- WHAT THE TASK ASKS: Write out all of the lines below, exactly and completely.

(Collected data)
* start *

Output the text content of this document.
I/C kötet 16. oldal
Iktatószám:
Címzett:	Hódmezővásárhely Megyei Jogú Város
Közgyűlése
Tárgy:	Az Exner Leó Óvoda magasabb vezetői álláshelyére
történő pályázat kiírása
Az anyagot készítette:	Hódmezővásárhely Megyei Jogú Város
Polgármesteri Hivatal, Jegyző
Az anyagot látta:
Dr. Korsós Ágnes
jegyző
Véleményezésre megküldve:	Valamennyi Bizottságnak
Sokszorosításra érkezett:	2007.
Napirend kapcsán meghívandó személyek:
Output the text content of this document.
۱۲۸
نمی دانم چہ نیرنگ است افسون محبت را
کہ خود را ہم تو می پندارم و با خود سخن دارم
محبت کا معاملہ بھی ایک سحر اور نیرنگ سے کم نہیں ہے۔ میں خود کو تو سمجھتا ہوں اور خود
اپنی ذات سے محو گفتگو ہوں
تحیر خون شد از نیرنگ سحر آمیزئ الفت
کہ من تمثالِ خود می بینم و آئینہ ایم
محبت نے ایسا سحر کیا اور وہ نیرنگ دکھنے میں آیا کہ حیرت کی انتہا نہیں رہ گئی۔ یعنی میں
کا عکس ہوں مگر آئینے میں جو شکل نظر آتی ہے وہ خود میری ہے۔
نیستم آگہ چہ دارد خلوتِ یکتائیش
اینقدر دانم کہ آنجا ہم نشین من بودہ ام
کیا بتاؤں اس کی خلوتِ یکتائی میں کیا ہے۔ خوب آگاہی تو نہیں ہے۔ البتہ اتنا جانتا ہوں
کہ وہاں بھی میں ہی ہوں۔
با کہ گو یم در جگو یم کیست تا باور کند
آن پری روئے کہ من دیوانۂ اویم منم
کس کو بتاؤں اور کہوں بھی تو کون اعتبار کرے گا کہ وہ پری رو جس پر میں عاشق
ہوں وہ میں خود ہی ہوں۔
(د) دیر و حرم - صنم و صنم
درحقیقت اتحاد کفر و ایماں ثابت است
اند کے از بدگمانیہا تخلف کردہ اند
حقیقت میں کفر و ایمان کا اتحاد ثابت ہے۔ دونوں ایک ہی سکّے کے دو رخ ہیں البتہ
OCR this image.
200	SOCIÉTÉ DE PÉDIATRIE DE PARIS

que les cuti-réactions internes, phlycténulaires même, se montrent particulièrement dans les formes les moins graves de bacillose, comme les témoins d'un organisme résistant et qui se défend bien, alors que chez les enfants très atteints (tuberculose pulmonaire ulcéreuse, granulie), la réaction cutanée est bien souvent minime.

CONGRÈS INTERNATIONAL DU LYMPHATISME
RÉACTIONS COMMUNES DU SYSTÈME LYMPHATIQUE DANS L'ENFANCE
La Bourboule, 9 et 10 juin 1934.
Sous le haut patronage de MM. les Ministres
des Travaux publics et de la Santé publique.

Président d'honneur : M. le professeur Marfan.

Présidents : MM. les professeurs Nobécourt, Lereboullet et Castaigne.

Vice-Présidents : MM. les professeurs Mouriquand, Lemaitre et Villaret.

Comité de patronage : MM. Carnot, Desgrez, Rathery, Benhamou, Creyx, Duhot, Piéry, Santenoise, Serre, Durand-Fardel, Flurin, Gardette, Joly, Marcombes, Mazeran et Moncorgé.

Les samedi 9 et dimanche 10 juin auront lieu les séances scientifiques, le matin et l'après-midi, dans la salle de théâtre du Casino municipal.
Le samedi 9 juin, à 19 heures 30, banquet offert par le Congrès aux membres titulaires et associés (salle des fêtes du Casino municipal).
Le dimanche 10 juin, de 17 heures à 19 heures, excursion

* end *

- EXERCISE OUTPUT:
Output the text content of this document.
I/C kötet 16. oldal
Iktatószám:
Címzett:	Hódmezővásárhely Megyei Jogú Város
Közgyűlése
Tárgy:	Az Exner Leó Óvoda magasabb vezetői álláshelyére
történő pályázat kiírása
Az anyagot készítette:	Hódmezővásárhely Megyei Jogú Város
Polgármesteri Hivatal, Jegyző
Az anyagot látta:
Dr. Korsós Ágnes
jegyző
Véleményezésre megküldve:	Valamennyi Bizottságnak
Sokszorosításra érkezett:	2007.
Napirend kapcsán meghívandó személyek:
Output the text content of this document.
۱۲۸
نمی دانم چہ نیرنگ است افسون محبت را
کہ خود را ہم تو می پندارم و با خود سخن دارم
محبت کا معاملہ بھی ایک سحر اور نیرنگ سے کم نہیں ہے۔ میں خود کو تو سمجھتا ہوں اور خود
اپنی ذات سے محو گفتگو ہوں
تحیر خون شد از نیرنگ سحر آمیزئ الفت
کہ من تمثالِ خود می بینم و آئینہ ایم
محبت نے ایسا سحر کیا اور وہ نیرنگ دکھنے میں آیا کہ حیرت کی انتہا نہیں رہ گئی۔ یعنی میں
کا عکس ہوں مگر آئینے میں جو شکل نظر آتی ہے وہ خود میری ہے۔
نیستم آگہ چہ دارد خلوتِ یکتائیش
اینقدر دانم کہ آنجا ہم نشین من بودہ ام
کیا بتاؤں اس کی خلوتِ یکتائی میں کیا ہے۔ خوب آگاہی تو نہیں ہے۔ البتہ اتنا جانتا ہوں
کہ وہاں بھی میں ہی ہوں۔
با کہ گو یم در جگو یم کیست تا باور کند
آن پری روئے کہ من دیوانۂ اویم منم
کس کو بتاؤں اور کہوں بھی تو کون اعتبار کرے گا کہ وہ پری رو جس پر میں عاشق
ہوں وہ میں خود ہی ہوں۔
(د) دیر و حرم - صنم و صنم
درحقیقت اتحاد کفر و ایماں ثابت است
اند کے از بدگمانیہا تخلف کردہ اند
حقیقت میں کفر و ایمان کا اتحاد ثابت ہے۔ دونوں ایک ہی سکّے کے دو رخ ہیں البتہ
OCR this image.
200	SOCIÉTÉ DE PÉDIATRIE DE PARIS

que les cuti-réactions internes, phlycténulaires même, se montrent particulièrement dans les formes les moins graves de bacillose, comme les témoins d'un organisme résistant et qui se défend bien, alors que chez les enfants très atteints (tuberculose pulmonaire ulcéreuse, granulie), la réaction cutanée est bien souvent minime.

CONGRÈS INTERNATIONAL DU LYMPHATISME
RÉACTIONS COMMUNES DU SYSTÈME LYMPHATIQUE DANS L'ENFANCE
La Bourboule, 9 et 10 juin 1934.
Sous le haut patronage de MM. les Ministres
des Travaux publics et de la Santé publique.

Président d'honneur : M. le professeur Marfan.

Présidents : MM. les professeurs Nobécourt, Lereboullet et Castaigne.

Vice-Présidents : MM. les professeurs Mouriquand, Lemaitre et Villaret.

Comité de patronage : MM. Carnot, Desgrez, Rathery, Benhamou, Creyx, Duhot, Piéry, Santenoise, Serre, Durand-Fardel, Flurin, Gardette, Joly, Marcombes, Mazeran et Moncorgé.

Les samedi 9 et dimanche 10 juin auront lieu les séances scientifiques, le matin et l'après-midi, dans la salle de théâtre du Casino municipal.
Le samedi 9 juin, à 19 heures 30, banquet offert par le Congrès aux membres titulaires et associés (salle des fêtes du Casino municipal).
Le dimanche 10 juin, de 17 heures à 19 heures, excursion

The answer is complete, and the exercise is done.